━━ Data to use
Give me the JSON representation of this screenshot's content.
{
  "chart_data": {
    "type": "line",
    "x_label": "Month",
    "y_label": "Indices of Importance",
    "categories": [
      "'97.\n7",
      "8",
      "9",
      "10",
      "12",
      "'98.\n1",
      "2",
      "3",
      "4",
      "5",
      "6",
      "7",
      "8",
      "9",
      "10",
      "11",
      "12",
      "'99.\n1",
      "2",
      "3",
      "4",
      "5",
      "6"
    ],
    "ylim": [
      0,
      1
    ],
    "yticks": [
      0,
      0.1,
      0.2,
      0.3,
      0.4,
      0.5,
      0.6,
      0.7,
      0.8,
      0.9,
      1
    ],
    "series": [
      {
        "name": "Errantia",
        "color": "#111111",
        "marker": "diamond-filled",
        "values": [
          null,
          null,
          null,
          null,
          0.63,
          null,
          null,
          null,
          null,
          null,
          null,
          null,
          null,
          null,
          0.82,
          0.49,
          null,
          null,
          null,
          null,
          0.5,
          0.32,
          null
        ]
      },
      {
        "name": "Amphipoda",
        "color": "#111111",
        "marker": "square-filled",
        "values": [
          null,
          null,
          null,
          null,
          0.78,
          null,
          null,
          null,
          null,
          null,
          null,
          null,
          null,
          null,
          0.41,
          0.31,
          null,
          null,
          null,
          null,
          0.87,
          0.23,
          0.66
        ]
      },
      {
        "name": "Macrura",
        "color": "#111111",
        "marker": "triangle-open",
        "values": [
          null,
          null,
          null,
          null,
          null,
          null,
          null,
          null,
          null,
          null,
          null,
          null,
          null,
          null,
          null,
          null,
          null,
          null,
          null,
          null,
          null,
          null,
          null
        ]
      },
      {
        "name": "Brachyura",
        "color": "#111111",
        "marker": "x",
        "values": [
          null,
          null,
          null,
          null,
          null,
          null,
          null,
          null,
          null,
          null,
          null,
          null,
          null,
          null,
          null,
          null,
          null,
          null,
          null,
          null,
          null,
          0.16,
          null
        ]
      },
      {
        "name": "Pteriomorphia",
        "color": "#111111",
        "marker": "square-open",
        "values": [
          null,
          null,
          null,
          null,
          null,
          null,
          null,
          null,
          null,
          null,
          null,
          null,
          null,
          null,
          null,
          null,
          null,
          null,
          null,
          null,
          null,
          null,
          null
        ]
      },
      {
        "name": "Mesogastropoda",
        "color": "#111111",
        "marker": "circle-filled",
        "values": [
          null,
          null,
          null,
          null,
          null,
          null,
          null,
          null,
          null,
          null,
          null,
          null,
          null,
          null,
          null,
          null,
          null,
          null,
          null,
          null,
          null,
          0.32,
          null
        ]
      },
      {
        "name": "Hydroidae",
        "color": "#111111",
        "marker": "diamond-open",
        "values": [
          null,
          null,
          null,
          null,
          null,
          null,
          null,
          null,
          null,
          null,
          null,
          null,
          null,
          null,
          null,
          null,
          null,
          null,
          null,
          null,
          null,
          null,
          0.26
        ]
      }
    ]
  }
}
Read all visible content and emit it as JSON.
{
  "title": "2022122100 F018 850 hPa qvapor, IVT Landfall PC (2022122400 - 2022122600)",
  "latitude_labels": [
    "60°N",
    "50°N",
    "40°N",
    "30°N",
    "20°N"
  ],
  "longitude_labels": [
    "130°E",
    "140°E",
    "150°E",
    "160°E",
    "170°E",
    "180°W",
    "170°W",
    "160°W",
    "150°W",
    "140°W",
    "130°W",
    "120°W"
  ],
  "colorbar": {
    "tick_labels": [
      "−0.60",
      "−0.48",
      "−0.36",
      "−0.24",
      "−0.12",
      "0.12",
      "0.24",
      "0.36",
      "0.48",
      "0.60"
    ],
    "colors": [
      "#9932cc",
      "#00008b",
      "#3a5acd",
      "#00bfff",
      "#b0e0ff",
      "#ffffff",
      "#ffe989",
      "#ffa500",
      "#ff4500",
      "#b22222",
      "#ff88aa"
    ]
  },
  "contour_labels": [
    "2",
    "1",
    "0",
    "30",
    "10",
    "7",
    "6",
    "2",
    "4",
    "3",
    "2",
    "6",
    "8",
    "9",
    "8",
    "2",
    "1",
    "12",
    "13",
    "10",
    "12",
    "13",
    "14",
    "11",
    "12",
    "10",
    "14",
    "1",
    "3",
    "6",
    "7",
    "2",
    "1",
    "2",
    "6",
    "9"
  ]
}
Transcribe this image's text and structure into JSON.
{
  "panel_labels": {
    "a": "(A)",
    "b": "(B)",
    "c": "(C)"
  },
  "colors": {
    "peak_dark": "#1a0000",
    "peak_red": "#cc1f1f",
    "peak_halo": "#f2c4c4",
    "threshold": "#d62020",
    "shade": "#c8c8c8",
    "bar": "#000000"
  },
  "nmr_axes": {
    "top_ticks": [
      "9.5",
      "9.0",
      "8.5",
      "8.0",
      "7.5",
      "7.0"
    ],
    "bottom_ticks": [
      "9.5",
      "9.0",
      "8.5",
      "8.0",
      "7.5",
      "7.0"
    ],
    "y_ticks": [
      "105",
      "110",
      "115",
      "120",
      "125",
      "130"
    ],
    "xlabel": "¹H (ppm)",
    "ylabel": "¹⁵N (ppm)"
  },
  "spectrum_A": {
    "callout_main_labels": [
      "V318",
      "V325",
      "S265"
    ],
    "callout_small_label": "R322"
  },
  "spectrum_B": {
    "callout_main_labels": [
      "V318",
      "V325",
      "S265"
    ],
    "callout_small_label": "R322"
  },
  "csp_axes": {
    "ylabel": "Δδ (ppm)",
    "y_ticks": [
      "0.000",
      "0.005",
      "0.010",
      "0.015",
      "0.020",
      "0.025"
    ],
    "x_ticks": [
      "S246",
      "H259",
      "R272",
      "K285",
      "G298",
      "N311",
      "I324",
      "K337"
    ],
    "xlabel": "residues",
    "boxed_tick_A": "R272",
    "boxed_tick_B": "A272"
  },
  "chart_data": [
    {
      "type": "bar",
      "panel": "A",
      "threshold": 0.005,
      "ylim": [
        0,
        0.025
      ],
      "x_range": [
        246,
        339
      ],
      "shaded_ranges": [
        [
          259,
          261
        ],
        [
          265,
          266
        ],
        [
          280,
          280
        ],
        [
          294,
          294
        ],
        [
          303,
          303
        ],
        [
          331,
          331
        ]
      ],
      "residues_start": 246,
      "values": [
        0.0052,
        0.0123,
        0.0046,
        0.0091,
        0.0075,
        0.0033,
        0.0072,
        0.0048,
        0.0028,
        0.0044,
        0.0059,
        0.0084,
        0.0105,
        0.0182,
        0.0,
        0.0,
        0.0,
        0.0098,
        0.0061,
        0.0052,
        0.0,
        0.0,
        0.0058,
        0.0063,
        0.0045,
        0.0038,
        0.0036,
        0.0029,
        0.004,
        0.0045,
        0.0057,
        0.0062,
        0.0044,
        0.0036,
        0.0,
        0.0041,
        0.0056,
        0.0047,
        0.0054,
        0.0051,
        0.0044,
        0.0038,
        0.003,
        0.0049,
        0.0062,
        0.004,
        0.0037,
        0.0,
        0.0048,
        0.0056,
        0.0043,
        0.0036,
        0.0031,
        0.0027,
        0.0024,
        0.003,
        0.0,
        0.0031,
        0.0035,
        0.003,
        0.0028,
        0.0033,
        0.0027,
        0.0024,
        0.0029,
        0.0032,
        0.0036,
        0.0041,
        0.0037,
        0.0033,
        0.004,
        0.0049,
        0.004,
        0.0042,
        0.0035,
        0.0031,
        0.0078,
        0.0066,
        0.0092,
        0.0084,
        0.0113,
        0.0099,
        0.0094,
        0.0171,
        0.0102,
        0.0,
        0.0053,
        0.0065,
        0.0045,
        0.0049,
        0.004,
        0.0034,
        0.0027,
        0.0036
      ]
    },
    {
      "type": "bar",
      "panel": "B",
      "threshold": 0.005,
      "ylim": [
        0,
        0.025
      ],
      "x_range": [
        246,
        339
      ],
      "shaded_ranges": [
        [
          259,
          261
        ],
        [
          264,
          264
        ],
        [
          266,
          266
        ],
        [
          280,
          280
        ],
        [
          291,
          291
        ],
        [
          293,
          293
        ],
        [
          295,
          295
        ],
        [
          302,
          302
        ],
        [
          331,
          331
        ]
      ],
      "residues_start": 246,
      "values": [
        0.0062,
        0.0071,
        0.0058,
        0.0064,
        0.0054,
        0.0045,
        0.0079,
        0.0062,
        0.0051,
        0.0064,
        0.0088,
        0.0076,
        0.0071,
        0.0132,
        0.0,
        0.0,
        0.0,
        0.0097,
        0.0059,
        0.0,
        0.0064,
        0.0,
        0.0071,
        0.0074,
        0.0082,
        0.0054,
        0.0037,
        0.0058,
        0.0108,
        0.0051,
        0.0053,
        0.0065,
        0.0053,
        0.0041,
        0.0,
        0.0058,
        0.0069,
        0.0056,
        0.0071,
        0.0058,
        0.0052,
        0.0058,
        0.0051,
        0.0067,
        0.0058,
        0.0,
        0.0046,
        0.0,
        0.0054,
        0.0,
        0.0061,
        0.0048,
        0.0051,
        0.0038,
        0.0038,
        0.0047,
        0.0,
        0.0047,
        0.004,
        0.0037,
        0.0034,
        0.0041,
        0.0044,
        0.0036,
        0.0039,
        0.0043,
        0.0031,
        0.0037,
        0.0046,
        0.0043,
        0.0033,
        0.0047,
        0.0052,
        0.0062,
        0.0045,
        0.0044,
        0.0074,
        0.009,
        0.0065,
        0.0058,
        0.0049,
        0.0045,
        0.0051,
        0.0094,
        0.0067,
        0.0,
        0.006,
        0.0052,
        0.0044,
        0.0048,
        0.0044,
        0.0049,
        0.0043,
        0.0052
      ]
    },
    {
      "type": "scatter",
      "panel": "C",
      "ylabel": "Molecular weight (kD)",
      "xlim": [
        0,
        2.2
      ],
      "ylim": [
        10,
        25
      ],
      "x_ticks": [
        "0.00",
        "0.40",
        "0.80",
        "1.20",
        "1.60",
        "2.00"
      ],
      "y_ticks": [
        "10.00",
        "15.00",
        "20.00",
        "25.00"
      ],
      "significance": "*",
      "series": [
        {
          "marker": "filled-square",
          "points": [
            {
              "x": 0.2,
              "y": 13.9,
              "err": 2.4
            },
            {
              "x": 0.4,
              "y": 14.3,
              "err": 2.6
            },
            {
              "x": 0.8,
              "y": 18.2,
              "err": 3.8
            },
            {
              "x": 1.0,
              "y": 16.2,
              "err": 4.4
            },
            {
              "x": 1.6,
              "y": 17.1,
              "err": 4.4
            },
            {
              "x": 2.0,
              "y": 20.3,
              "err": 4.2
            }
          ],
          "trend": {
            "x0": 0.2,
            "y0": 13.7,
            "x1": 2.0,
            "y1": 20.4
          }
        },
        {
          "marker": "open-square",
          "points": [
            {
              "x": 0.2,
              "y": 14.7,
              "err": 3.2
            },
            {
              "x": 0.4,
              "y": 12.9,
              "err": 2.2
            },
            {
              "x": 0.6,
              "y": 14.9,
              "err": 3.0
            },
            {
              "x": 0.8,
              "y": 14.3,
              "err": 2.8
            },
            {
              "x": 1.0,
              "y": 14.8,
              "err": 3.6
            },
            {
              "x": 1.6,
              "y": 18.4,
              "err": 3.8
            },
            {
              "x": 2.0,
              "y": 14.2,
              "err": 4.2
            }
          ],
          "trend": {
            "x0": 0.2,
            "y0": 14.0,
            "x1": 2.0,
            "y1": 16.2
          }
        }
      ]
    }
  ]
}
━━━━
Challenge: From the entries above, pull out each line that includes "this".

Final result:
Give me the JSON representation of this screenshot's content.
Transcribe this image's text and structure into JSON.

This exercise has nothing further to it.